### PROVIDED DATA
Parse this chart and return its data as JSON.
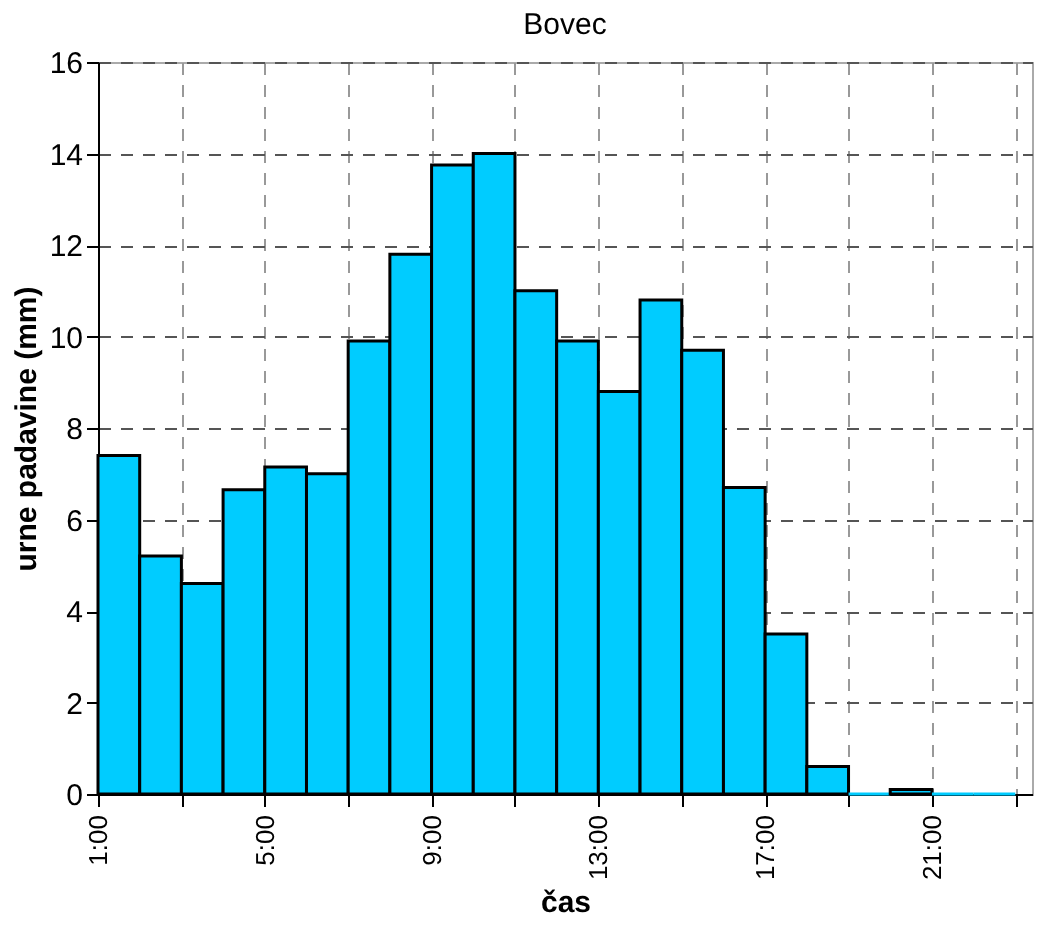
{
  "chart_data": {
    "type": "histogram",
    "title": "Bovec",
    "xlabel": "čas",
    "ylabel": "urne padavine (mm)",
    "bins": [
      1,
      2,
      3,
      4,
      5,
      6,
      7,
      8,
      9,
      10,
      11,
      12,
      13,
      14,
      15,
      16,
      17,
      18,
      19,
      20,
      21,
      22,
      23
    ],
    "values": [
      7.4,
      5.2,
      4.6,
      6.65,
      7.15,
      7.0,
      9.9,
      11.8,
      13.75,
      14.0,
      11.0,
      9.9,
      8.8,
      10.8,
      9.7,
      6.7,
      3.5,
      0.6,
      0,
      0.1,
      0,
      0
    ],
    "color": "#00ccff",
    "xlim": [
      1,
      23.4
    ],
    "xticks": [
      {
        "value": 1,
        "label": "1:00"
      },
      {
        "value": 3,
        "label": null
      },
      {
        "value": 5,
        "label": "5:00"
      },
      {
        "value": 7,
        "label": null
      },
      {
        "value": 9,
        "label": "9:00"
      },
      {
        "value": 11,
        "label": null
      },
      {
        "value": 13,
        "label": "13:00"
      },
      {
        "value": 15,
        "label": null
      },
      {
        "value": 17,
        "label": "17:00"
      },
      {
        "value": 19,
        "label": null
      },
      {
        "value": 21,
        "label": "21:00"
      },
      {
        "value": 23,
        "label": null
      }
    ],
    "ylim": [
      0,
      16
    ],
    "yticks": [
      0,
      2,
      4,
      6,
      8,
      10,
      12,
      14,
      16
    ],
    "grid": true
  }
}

### WHAT YOU NEED TO DO
Will you set down the records word for word while leaving out every picture?

### SOLUTION FOR THIS EXERCISE
Parse this chart and return its data as JSON.
{
  "chart_data": {
    "type": "histogram",
    "title": "Bovec",
    "xlabel": "čas",
    "ylabel": "urne padavine (mm)",
    "bins": [
      1,
      2,
      3,
      4,
      5,
      6,
      7,
      8,
      9,
      10,
      11,
      12,
      13,
      14,
      15,
      16,
      17,
      18,
      19,
      20,
      21,
      22,
      23
    ],
    "values": [
      7.4,
      5.2,
      4.6,
      6.65,
      7.15,
      7.0,
      9.9,
      11.8,
      13.75,
      14.0,
      11.0,
      9.9,
      8.8,
      10.8,
      9.7,
      6.7,
      3.5,
      0.6,
      0,
      0.1,
      0,
      0
    ],
    "color": "#00ccff",
    "xlim": [
      1,
      23.4
    ],
    "xticks": [
      {
        "value": 1,
        "label": "1:00"
      },
      {
        "value": 3,
        "label": null
      },
      {
        "value": 5,
        "label": "5:00"
      },
      {
        "value": 7,
        "label": null
      },
      {
        "value": 9,
        "label": "9:00"
      },
      {
        "value": 11,
        "label": null
      },
      {
        "value": 13,
        "label": "13:00"
      },
      {
        "value": 15,
        "label": null
      },
      {
        "value": 17,
        "label": "17:00"
      },
      {
        "value": 19,
        "label": null
      },
      {
        "value": 21,
        "label": "21:00"
      },
      {
        "value": 23,
        "label": null
      }
    ],
    "ylim": [
      0,
      16
    ],
    "yticks": [
      0,
      2,
      4,
      6,
      8,
      10,
      12,
      14,
      16
    ],
    "grid": true
  }
}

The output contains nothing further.